[Data records]

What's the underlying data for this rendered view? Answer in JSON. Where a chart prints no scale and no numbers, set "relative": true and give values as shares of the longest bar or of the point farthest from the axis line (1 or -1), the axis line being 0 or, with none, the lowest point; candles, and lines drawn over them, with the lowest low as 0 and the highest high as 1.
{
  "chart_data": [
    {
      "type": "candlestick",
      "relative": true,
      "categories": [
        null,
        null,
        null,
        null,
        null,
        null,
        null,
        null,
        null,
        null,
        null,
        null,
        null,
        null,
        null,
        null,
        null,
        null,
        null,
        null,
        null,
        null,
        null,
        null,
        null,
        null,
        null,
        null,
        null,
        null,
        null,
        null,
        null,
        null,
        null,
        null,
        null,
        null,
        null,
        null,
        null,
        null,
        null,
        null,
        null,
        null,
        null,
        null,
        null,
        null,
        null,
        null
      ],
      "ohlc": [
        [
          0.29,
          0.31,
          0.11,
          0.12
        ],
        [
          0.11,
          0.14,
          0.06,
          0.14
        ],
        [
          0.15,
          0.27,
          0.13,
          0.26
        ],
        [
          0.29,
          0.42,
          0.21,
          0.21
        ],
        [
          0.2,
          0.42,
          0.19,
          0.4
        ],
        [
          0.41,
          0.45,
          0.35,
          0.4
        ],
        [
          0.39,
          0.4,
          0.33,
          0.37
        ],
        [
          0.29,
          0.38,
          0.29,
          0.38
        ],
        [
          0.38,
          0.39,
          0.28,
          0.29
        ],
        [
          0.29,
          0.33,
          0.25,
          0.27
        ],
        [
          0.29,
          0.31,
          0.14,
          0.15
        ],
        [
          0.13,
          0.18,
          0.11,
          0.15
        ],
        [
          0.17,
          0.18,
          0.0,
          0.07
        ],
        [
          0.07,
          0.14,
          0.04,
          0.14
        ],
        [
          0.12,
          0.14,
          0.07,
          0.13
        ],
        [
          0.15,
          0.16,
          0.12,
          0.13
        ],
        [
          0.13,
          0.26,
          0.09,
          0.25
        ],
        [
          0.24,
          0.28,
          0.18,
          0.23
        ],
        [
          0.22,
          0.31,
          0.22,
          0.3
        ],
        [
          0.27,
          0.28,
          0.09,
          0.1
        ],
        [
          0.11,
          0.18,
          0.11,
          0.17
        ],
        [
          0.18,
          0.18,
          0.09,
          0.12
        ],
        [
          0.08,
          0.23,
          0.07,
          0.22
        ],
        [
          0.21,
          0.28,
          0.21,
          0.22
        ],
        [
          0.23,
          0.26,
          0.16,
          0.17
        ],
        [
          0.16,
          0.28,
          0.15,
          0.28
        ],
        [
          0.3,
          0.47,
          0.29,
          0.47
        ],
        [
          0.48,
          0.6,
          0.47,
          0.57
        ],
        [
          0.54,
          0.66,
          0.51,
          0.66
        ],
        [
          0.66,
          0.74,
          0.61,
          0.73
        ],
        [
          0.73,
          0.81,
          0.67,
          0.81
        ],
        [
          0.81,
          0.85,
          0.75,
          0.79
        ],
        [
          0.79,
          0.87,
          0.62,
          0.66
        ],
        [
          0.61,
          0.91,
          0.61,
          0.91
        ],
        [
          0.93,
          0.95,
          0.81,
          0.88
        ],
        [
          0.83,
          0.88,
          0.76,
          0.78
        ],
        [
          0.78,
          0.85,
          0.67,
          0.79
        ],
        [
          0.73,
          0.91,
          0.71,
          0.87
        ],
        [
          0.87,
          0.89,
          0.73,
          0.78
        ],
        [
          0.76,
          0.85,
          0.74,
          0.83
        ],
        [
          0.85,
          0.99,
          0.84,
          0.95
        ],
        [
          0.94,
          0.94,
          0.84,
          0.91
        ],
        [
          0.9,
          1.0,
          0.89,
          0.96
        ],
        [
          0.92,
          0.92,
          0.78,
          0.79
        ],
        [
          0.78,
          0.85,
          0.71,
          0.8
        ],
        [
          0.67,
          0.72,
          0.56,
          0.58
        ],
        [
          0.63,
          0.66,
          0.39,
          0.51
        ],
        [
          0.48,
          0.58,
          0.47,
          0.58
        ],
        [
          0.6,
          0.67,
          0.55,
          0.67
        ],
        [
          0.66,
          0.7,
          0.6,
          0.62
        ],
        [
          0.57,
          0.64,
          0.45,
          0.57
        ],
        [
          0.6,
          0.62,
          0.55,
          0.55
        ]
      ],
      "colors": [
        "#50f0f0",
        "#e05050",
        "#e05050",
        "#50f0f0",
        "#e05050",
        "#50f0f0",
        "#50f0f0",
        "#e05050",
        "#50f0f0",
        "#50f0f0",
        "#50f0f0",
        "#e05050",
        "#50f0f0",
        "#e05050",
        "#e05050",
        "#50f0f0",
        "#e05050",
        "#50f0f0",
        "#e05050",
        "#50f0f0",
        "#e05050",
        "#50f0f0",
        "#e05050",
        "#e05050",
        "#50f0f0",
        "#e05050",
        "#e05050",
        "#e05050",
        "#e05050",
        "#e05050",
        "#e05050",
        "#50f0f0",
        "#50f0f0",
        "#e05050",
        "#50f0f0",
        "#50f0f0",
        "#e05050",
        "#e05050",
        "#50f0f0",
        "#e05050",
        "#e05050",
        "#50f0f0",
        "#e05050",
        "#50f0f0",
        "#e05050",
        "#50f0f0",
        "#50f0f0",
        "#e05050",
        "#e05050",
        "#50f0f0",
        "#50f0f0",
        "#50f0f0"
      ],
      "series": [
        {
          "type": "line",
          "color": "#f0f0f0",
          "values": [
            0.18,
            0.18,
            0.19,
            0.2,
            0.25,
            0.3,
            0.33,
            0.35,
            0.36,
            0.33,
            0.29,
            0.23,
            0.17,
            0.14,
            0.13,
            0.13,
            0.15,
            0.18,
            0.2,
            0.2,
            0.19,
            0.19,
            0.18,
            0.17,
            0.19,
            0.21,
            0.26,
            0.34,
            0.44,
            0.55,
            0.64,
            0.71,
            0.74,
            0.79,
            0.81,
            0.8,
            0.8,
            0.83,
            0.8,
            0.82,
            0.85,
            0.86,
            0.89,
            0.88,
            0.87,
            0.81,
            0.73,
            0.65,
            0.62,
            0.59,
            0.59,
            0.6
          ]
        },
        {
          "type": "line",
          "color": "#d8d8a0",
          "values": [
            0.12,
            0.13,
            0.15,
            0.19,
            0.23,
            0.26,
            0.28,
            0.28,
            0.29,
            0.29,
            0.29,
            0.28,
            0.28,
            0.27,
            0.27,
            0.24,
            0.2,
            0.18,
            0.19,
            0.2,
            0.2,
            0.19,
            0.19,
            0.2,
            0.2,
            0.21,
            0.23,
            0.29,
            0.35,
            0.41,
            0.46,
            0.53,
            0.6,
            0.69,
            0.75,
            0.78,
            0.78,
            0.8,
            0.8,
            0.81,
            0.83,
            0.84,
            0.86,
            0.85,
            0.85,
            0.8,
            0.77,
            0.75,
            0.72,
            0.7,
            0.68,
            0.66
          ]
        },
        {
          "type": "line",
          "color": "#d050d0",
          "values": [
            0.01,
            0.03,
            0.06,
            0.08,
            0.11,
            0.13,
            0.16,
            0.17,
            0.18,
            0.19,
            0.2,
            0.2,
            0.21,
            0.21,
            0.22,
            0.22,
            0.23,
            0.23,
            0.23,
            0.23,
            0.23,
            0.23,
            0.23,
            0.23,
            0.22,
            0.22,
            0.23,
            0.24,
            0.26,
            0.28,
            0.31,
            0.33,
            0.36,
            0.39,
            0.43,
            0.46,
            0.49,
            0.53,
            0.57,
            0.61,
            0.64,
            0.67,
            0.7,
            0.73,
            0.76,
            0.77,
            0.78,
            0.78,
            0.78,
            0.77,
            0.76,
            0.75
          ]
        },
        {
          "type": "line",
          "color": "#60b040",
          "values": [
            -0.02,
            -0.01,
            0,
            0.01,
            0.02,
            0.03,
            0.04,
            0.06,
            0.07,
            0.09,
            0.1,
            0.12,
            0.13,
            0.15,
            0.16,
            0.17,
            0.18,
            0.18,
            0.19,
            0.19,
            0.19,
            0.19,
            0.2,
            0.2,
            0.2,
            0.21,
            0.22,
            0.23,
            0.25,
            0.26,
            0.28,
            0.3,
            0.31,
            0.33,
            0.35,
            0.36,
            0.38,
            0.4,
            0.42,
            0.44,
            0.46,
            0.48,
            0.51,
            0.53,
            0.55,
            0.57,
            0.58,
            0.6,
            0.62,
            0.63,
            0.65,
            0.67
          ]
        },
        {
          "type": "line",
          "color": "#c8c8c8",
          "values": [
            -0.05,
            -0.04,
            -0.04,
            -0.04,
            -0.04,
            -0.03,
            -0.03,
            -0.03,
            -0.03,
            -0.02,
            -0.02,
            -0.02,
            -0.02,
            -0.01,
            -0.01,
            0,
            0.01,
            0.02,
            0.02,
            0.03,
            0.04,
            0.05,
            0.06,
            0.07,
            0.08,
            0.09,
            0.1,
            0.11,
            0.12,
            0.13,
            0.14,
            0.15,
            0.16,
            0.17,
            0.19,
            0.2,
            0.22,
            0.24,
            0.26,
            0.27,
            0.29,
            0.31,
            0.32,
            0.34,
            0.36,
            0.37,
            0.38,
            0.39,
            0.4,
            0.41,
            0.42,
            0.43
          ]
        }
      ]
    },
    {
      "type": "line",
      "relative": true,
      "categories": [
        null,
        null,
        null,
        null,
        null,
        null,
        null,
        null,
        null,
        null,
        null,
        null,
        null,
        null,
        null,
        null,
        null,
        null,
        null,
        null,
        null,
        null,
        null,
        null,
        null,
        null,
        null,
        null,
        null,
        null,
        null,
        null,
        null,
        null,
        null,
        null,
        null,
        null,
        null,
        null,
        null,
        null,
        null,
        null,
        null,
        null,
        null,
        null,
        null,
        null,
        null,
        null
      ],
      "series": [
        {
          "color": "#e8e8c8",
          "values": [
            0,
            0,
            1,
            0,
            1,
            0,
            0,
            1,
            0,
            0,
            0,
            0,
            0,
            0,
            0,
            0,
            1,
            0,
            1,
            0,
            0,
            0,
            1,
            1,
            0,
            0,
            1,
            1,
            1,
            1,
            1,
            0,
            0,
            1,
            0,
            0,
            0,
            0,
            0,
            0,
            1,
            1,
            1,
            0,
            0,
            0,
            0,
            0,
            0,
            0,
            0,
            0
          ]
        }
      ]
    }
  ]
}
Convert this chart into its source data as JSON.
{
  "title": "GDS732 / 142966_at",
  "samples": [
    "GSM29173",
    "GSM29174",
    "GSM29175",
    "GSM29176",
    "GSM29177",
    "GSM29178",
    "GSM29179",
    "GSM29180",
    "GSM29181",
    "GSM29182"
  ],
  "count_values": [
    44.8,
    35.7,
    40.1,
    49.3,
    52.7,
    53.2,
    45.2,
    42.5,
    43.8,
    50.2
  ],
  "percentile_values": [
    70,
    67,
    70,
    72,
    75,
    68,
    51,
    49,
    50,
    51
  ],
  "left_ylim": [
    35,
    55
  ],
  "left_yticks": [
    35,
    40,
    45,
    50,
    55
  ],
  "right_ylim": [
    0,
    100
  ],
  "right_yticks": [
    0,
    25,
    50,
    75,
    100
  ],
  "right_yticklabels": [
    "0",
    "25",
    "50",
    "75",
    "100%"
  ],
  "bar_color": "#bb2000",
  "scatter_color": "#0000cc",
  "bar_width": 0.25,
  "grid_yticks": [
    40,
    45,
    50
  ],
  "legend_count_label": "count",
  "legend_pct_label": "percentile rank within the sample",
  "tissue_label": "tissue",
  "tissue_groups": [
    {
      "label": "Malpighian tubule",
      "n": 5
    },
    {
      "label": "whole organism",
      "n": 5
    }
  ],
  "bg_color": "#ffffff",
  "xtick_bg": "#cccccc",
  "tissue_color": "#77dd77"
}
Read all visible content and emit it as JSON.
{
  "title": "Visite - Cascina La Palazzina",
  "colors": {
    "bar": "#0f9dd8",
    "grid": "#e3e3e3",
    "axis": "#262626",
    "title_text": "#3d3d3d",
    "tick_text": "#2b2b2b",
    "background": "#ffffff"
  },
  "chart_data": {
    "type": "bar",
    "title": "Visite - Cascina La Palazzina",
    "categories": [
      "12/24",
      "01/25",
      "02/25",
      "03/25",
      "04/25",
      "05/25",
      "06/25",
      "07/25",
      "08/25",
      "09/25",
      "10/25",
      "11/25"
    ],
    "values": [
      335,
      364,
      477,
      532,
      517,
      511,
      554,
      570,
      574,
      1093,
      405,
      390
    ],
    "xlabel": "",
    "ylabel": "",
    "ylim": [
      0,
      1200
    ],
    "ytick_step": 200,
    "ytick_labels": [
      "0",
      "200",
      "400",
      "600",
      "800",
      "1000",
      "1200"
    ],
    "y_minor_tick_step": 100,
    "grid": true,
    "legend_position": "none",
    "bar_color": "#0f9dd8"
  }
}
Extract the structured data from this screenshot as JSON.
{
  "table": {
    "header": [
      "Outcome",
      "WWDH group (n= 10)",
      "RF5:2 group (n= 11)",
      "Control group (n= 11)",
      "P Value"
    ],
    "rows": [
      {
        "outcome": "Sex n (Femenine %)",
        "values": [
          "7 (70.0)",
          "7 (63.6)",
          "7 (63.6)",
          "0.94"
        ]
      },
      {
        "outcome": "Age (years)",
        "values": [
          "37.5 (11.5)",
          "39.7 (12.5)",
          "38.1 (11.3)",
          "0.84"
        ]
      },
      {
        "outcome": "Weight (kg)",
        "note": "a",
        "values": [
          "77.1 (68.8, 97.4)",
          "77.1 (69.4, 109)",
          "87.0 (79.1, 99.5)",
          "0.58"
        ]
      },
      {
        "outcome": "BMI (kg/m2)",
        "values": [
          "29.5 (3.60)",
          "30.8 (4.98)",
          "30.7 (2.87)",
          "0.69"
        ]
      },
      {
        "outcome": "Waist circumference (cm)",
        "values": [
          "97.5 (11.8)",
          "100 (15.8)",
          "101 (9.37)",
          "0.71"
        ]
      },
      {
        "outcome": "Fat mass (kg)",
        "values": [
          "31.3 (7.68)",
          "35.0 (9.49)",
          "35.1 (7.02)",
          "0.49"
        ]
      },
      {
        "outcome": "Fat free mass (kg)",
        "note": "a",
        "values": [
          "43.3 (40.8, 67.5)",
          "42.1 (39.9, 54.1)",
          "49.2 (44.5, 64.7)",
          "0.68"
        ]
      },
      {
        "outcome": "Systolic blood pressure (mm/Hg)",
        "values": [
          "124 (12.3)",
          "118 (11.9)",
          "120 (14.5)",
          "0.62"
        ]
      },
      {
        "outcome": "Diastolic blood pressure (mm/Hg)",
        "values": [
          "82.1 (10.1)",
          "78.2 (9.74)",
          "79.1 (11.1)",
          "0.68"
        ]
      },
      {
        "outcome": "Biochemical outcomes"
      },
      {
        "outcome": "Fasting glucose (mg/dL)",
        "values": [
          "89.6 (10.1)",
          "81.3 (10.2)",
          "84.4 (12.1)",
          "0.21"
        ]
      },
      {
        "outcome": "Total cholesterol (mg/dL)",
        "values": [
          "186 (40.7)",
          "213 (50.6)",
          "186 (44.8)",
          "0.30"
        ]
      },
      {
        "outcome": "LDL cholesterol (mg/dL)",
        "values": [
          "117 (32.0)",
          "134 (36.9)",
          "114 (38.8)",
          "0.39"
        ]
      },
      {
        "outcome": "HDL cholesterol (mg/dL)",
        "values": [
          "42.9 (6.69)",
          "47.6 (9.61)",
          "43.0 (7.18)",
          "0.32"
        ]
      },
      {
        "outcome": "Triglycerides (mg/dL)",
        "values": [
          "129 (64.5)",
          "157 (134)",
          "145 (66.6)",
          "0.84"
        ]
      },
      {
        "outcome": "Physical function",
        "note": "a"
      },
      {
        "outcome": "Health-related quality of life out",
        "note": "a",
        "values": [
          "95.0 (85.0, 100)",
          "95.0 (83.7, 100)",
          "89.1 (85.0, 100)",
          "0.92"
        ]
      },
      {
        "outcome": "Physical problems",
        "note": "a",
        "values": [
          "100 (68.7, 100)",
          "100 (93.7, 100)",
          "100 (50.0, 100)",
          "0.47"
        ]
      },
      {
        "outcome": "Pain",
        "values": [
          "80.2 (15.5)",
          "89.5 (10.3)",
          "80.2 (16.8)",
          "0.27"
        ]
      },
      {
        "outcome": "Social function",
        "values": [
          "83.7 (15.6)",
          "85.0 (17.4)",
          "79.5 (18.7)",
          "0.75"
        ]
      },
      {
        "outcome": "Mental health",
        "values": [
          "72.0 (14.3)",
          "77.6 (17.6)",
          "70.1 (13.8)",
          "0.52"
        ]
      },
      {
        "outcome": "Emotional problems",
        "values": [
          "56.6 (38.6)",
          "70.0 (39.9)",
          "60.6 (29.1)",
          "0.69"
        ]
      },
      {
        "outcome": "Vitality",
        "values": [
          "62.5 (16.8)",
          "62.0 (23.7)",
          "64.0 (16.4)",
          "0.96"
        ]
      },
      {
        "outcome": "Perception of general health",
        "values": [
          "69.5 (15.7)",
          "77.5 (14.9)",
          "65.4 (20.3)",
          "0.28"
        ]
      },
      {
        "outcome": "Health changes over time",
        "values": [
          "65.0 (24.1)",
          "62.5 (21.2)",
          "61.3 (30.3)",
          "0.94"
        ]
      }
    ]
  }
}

◆ Job
Each line that holds the word "Palazzina" should be extracted from the records.

◆ Finished exercise
  "title": "Visite - Cascina La Palazzina",
    "title": "Visite - Cascina La Palazzina",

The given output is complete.